— begin PROVIDED DATA —
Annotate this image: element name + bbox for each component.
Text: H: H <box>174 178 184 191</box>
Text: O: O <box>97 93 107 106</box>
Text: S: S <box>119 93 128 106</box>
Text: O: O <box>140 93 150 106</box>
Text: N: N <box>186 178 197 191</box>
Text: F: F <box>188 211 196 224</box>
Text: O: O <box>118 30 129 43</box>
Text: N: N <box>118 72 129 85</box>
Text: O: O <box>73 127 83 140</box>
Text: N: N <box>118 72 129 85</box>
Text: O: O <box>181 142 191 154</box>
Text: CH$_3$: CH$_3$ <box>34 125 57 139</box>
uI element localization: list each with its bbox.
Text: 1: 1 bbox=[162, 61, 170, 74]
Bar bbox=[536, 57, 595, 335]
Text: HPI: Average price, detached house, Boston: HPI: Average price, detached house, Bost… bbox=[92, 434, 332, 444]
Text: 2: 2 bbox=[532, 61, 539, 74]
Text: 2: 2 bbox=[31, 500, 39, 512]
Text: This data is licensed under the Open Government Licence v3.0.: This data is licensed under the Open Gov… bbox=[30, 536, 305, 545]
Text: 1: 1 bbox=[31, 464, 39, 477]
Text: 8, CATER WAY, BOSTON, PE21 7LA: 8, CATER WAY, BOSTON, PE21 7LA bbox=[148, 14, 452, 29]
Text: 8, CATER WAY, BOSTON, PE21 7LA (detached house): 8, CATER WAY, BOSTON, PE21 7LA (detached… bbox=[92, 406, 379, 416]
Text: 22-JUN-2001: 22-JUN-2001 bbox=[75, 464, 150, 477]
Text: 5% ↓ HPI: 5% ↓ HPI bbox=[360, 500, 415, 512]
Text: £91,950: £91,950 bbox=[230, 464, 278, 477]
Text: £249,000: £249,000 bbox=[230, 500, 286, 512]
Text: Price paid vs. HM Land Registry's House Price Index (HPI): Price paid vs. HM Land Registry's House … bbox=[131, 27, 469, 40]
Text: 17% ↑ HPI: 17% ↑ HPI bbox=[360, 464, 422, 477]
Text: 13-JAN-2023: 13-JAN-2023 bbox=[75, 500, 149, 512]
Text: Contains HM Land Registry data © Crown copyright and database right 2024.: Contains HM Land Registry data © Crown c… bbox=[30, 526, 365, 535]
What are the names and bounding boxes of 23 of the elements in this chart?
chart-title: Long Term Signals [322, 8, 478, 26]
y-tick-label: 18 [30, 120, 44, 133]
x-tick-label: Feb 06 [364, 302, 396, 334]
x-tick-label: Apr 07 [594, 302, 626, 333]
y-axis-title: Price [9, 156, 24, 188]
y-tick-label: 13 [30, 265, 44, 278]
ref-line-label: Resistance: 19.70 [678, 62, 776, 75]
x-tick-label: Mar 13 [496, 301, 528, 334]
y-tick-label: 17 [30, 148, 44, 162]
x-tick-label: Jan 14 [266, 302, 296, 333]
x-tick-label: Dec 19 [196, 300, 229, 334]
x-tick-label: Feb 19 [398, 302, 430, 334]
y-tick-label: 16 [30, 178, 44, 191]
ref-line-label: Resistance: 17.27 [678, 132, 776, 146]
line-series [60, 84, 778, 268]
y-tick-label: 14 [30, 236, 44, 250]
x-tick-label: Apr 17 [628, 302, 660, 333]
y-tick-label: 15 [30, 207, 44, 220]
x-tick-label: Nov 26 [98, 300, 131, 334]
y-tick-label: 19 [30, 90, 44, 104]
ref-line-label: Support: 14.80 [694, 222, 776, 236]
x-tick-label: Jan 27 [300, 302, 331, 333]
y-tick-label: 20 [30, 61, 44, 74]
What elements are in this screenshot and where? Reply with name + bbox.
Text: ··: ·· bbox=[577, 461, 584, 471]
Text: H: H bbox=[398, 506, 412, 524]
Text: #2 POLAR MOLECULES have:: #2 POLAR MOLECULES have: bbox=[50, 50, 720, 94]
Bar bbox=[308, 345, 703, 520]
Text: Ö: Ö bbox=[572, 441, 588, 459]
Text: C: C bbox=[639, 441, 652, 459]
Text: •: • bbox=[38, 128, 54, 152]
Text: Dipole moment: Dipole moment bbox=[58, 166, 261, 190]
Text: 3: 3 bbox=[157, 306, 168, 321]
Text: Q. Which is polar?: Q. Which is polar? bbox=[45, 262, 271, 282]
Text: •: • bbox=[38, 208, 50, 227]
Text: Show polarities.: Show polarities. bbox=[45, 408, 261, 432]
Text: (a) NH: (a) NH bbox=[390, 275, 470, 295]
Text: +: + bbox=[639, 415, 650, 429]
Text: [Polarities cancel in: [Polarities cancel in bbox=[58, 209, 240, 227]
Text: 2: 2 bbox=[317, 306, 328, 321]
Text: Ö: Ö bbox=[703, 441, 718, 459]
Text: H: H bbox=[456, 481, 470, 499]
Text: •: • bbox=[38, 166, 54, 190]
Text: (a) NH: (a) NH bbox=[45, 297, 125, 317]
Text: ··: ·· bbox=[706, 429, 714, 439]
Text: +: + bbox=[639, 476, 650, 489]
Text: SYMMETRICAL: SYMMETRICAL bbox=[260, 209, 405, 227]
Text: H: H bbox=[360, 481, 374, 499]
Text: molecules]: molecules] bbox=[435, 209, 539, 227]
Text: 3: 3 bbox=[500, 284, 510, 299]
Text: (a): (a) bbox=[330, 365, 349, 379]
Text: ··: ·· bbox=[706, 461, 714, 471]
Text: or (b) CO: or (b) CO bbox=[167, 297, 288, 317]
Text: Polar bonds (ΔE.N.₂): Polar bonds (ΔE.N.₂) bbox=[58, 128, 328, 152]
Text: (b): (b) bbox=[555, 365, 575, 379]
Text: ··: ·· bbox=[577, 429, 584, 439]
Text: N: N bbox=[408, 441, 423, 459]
— end PROVIDED DATA —
INSTRUCTIONS FOR THE TASK
Copy every record above line for line, changing nothing.

TASK RESPONSE
Annotate this image: element name + bbox for each component.
Text: H: H <box>174 178 184 191</box>
Text: O: O <box>97 93 107 106</box>
Text: S: S <box>119 93 128 106</box>
Text: O: O <box>140 93 150 106</box>
Text: N: N <box>186 178 197 191</box>
Text: F: F <box>188 211 196 224</box>
Text: O: O <box>118 30 129 43</box>
Text: N: N <box>118 72 129 85</box>
Text: O: O <box>73 127 83 140</box>
Text: N: N <box>118 72 129 85</box>
Text: O: O <box>181 142 191 154</box>
Text: CH$_3$: CH$_3$ <box>34 125 57 139</box>
uI element localization: list each with its bbox.
Text: 1: 1 bbox=[162, 61, 170, 74]
Bar bbox=[536, 57, 595, 335]
Text: HPI: Average price, detached house, Boston: HPI: Average price, detached house, Bost… bbox=[92, 434, 332, 444]
Text: 2: 2 bbox=[532, 61, 539, 74]
Text: 2: 2 bbox=[31, 500, 39, 512]
Text: This data is licensed under the Open Government Licence v3.0.: This data is licensed under the Open Gov… bbox=[30, 536, 305, 545]
Text: 1: 1 bbox=[31, 464, 39, 477]
Text: 8, CATER WAY, BOSTON, PE21 7LA: 8, CATER WAY, BOSTON, PE21 7LA bbox=[148, 14, 452, 29]
Text: 8, CATER WAY, BOSTON, PE21 7LA (detached house): 8, CATER WAY, BOSTON, PE21 7LA (detached… bbox=[92, 406, 379, 416]
Text: 22-JUN-2001: 22-JUN-2001 bbox=[75, 464, 150, 477]
Text: 5% ↓ HPI: 5% ↓ HPI bbox=[360, 500, 415, 512]
Text: £91,950: £91,950 bbox=[230, 464, 278, 477]
Text: £249,000: £249,000 bbox=[230, 500, 286, 512]
Text: Price paid vs. HM Land Registry's House Price Index (HPI): Price paid vs. HM Land Registry's House … bbox=[131, 27, 469, 40]
Text: 17% ↑ HPI: 17% ↑ HPI bbox=[360, 464, 422, 477]
Text: 13-JAN-2023: 13-JAN-2023 bbox=[75, 500, 149, 512]
Text: Contains HM Land Registry data © Crown copyright and database right 2024.: Contains HM Land Registry data © Crown c… bbox=[30, 526, 365, 535]
What are the names and bounding boxes of 23 of the elements in this chart?
chart-title: Long Term Signals [322, 8, 478, 26]
y-tick-label: 18 [30, 120, 44, 133]
x-tick-label: Feb 06 [364, 302, 396, 334]
x-tick-label: Apr 07 [594, 302, 626, 333]
y-axis-title: Price [9, 156, 24, 188]
y-tick-label: 13 [30, 265, 44, 278]
ref-line-label: Resistance: 19.70 [678, 62, 776, 75]
x-tick-label: Mar 13 [496, 301, 528, 334]
y-tick-label: 17 [30, 148, 44, 162]
x-tick-label: Jan 14 [266, 302, 296, 333]
x-tick-label: Dec 19 [196, 300, 229, 334]
x-tick-label: Feb 19 [398, 302, 430, 334]
y-tick-label: 16 [30, 178, 44, 191]
ref-line-label: Resistance: 17.27 [678, 132, 776, 146]
line-series [60, 84, 778, 268]
y-tick-label: 14 [30, 236, 44, 250]
x-tick-label: Apr 17 [628, 302, 660, 333]
y-tick-label: 15 [30, 207, 44, 220]
x-tick-label: Nov 26 [98, 300, 131, 334]
y-tick-label: 19 [30, 90, 44, 104]
ref-line-label: Support: 14.80 [694, 222, 776, 236]
x-tick-label: Jan 27 [300, 302, 331, 333]
y-tick-label: 20 [30, 61, 44, 74]
What elements are in this screenshot and where? Reply with name + bbox.
Text: ··: ·· bbox=[577, 461, 584, 471]
Text: H: H bbox=[398, 506, 412, 524]
Text: #2 POLAR MOLECULES have:: #2 POLAR MOLECULES have: bbox=[50, 50, 720, 94]
Bar bbox=[308, 345, 703, 520]
Text: Ö: Ö bbox=[572, 441, 588, 459]
Text: C: C bbox=[639, 441, 652, 459]
Text: •: • bbox=[38, 128, 54, 152]
Text: Dipole moment: Dipole moment bbox=[58, 166, 261, 190]
Text: 3: 3 bbox=[157, 306, 168, 321]
Text: Q. Which is polar?: Q. Which is polar? bbox=[45, 262, 271, 282]
Text: •: • bbox=[38, 208, 50, 227]
Text: Show polarities.: Show polarities. bbox=[45, 408, 261, 432]
Text: (a) NH: (a) NH bbox=[390, 275, 470, 295]
Text: +: + bbox=[639, 415, 650, 429]
Text: [Polarities cancel in: [Polarities cancel in bbox=[58, 209, 240, 227]
Text: 2: 2 bbox=[317, 306, 328, 321]
Text: Ö: Ö bbox=[703, 441, 718, 459]
Text: H: H bbox=[456, 481, 470, 499]
Text: •: • bbox=[38, 166, 54, 190]
Text: (a) NH: (a) NH bbox=[45, 297, 125, 317]
Text: ··: ·· bbox=[706, 429, 714, 439]
Text: +: + bbox=[639, 476, 650, 489]
Text: SYMMETRICAL: SYMMETRICAL bbox=[260, 209, 405, 227]
Text: H: H bbox=[360, 481, 374, 499]
Text: molecules]: molecules] bbox=[435, 209, 539, 227]
Text: 3: 3 bbox=[500, 284, 510, 299]
Text: (a): (a) bbox=[330, 365, 349, 379]
Text: ··: ·· bbox=[706, 461, 714, 471]
Text: or (b) CO: or (b) CO bbox=[167, 297, 288, 317]
Text: Polar bonds (ΔE.N.₂): Polar bonds (ΔE.N.₂) bbox=[58, 128, 328, 152]
Text: (b): (b) bbox=[555, 365, 575, 379]
Text: ··: ·· bbox=[577, 429, 584, 439]
Text: N: N bbox=[408, 441, 423, 459]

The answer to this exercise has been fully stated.